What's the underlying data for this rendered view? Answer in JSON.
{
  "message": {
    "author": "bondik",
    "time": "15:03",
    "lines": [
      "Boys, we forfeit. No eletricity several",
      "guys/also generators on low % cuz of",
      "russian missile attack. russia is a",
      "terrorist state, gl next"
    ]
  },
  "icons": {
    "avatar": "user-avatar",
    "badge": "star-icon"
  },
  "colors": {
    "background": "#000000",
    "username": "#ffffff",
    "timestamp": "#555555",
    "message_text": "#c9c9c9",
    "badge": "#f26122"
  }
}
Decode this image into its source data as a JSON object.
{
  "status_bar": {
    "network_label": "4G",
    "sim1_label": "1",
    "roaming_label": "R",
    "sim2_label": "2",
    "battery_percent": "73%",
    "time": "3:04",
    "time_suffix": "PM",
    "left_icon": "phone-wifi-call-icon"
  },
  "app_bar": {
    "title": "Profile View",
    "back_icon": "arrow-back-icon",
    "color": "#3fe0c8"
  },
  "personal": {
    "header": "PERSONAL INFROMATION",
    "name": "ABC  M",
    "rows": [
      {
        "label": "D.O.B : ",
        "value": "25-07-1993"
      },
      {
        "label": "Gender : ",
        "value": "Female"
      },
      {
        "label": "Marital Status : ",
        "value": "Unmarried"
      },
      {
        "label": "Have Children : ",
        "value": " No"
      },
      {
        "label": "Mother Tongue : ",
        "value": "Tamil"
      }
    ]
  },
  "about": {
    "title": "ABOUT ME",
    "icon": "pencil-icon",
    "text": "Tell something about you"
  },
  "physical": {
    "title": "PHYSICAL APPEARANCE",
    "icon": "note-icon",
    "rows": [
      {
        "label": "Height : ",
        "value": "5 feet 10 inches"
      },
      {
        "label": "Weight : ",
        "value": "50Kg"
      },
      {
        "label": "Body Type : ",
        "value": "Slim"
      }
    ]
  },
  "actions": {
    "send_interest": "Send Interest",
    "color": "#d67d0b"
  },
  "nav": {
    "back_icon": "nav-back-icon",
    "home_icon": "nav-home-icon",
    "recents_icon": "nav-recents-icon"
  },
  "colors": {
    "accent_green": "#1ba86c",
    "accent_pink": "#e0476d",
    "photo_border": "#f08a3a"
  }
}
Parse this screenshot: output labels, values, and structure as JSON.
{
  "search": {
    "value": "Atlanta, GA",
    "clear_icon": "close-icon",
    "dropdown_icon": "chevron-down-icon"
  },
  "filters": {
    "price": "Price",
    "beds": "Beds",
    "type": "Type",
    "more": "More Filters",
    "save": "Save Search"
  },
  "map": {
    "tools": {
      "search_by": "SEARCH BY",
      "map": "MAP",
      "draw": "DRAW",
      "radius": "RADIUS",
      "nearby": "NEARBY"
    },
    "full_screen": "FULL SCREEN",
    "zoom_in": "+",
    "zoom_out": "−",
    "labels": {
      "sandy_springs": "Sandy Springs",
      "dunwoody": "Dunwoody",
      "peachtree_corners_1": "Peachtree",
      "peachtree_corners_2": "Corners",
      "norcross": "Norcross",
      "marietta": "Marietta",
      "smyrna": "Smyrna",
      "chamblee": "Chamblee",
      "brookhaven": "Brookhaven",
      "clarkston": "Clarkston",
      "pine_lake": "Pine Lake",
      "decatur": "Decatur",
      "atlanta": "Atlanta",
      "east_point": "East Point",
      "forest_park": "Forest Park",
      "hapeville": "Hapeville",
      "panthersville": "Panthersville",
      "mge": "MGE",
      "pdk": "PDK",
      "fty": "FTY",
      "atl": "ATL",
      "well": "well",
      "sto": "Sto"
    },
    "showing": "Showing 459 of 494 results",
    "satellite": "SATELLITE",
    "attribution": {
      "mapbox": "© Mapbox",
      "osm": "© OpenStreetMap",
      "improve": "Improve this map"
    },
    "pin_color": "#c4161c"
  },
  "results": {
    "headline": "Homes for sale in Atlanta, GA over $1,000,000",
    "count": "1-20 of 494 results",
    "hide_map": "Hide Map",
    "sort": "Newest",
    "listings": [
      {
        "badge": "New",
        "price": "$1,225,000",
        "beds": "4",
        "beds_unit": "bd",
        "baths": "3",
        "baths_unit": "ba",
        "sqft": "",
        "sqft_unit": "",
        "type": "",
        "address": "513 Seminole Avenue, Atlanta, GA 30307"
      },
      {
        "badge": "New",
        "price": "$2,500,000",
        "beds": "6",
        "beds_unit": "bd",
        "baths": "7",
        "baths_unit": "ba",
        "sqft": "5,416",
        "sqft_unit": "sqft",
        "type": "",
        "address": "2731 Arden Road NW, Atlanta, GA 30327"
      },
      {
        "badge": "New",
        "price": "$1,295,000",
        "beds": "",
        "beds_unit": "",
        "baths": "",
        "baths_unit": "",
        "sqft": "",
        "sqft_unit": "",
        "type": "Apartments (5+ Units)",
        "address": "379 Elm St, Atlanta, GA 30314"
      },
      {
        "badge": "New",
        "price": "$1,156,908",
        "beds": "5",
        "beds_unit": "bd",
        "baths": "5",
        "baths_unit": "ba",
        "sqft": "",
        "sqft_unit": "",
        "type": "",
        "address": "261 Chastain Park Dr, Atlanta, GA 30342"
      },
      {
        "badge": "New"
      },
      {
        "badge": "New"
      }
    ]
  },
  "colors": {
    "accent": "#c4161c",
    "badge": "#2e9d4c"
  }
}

----

▶ [Task requirements]: All the data must be duplicated exactly, with nothing added or removed.

▶ [Exercise solution]:
What's the underlying data for this rendered view? Answer in JSON.
{
  "message": {
    "author": "bondik",
    "time": "15:03",
    "lines": [
      "Boys, we forfeit. No eletricity several",
      "guys/also generators on low % cuz of",
      "russian missile attack. russia is a",
      "terrorist state, gl next"
    ]
  },
  "icons": {
    "avatar": "user-avatar",
    "badge": "star-icon"
  },
  "colors": {
    "background": "#000000",
    "username": "#ffffff",
    "timestamp": "#555555",
    "message_text": "#c9c9c9",
    "badge": "#f26122"
  }
}
Decode this image into its source data as a JSON object.
{
  "status_bar": {
    "network_label": "4G",
    "sim1_label": "1",
    "roaming_label": "R",
    "sim2_label": "2",
    "battery_percent": "73%",
    "time": "3:04",
    "time_suffix": "PM",
    "left_icon": "phone-wifi-call-icon"
  },
  "app_bar": {
    "title": "Profile View",
    "back_icon": "arrow-back-icon",
    "color": "#3fe0c8"
  },
  "personal": {
    "header": "PERSONAL INFROMATION",
    "name": "ABC  M",
    "rows": [
      {
        "label": "D.O.B : ",
        "value": "25-07-1993"
      },
      {
        "label": "Gender : ",
        "value": "Female"
      },
      {
        "label": "Marital Status : ",
        "value": "Unmarried"
      },
      {
        "label": "Have Children : ",
        "value": " No"
      },
      {
        "label": "Mother Tongue : ",
        "value": "Tamil"
      }
    ]
  },
  "about": {
    "title": "ABOUT ME",
    "icon": "pencil-icon",
    "text": "Tell something about you"
  },
  "physical": {
    "title": "PHYSICAL APPEARANCE",
    "icon": "note-icon",
    "rows": [
      {
        "label": "Height : ",
        "value": "5 feet 10 inches"
      },
      {
        "label": "Weight : ",
        "value": "50Kg"
      },
      {
        "label": "Body Type : ",
        "value": "Slim"
      }
    ]
  },
  "actions": {
    "send_interest": "Send Interest",
    "color": "#d67d0b"
  },
  "nav": {
    "back_icon": "nav-back-icon",
    "home_icon": "nav-home-icon",
    "recents_icon": "nav-recents-icon"
  },
  "colors": {
    "accent_green": "#1ba86c",
    "accent_pink": "#e0476d",
    "photo_border": "#f08a3a"
  }
}
Parse this screenshot: output labels, values, and structure as JSON.
{
  "search": {
    "value": "Atlanta, GA",
    "clear_icon": "close-icon",
    "dropdown_icon": "chevron-down-icon"
  },
  "filters": {
    "price": "Price",
    "beds": "Beds",
    "type": "Type",
    "more": "More Filters",
    "save": "Save Search"
  },
  "map": {
    "tools": {
      "search_by": "SEARCH BY",
      "map": "MAP",
      "draw": "DRAW",
      "radius": "RADIUS",
      "nearby": "NEARBY"
    },
    "full_screen": "FULL SCREEN",
    "zoom_in": "+",
    "zoom_out": "−",
    "labels": {
      "sandy_springs": "Sandy Springs",
      "dunwoody": "Dunwoody",
      "peachtree_corners_1": "Peachtree",
      "peachtree_corners_2": "Corners",
      "norcross": "Norcross",
      "marietta": "Marietta",
      "smyrna": "Smyrna",
      "chamblee": "Chamblee",
      "brookhaven": "Brookhaven",
      "clarkston": "Clarkston",
      "pine_lake": "Pine Lake",
      "decatur": "Decatur",
      "atlanta": "Atlanta",
      "east_point": "East Point",
      "forest_park": "Forest Park",
      "hapeville": "Hapeville",
      "panthersville": "Panthersville",
      "mge": "MGE",
      "pdk": "PDK",
      "fty": "FTY",
      "atl": "ATL",
      "well": "well",
      "sto": "Sto"
    },
    "showing": "Showing 459 of 494 results",
    "satellite": "SATELLITE",
    "attribution": {
      "mapbox": "© Mapbox",
      "osm": "© OpenStreetMap",
      "improve": "Improve this map"
    },
    "pin_color": "#c4161c"
  },
  "results": {
    "headline": "Homes for sale in Atlanta, GA over $1,000,000",
    "count": "1-20 of 494 results",
    "hide_map": "Hide Map",
    "sort": "Newest",
    "listings": [
      {
        "badge": "New",
        "price": "$1,225,000",
        "beds": "4",
        "beds_unit": "bd",
        "baths": "3",
        "baths_unit": "ba",
        "sqft": "",
        "sqft_unit": "",
        "type": "",
        "address": "513 Seminole Avenue, Atlanta, GA 30307"
      },
      {
        "badge": "New",
        "price": "$2,500,000",
        "beds": "6",
        "beds_unit": "bd",
        "baths": "7",
        "baths_unit": "ba",
        "sqft": "5,416",
        "sqft_unit": "sqft",
        "type": "",
        "address": "2731 Arden Road NW, Atlanta, GA 30327"
      },
      {
        "badge": "New",
        "price": "$1,295,000",
        "beds": "",
        "beds_unit": "",
        "baths": "",
        "baths_unit": "",
        "sqft": "",
        "sqft_unit": "",
        "type": "Apartments (5+ Units)",
        "address": "379 Elm St, Atlanta, GA 30314"
      },
      {
        "badge": "New",
        "price": "$1,156,908",
        "beds": "5",
        "beds_unit": "bd",
        "baths": "5",
        "baths_unit": "ba",
        "sqft": "",
        "sqft_unit": "",
        "type": "",
        "address": "261 Chastain Park Dr, Atlanta, GA 30342"
      },
      {
        "badge": "New"
      },
      {
        "badge": "New"
      }
    ]
  },
  "colors": {
    "accent": "#c4161c",
    "badge": "#2e9d4c"
  }
}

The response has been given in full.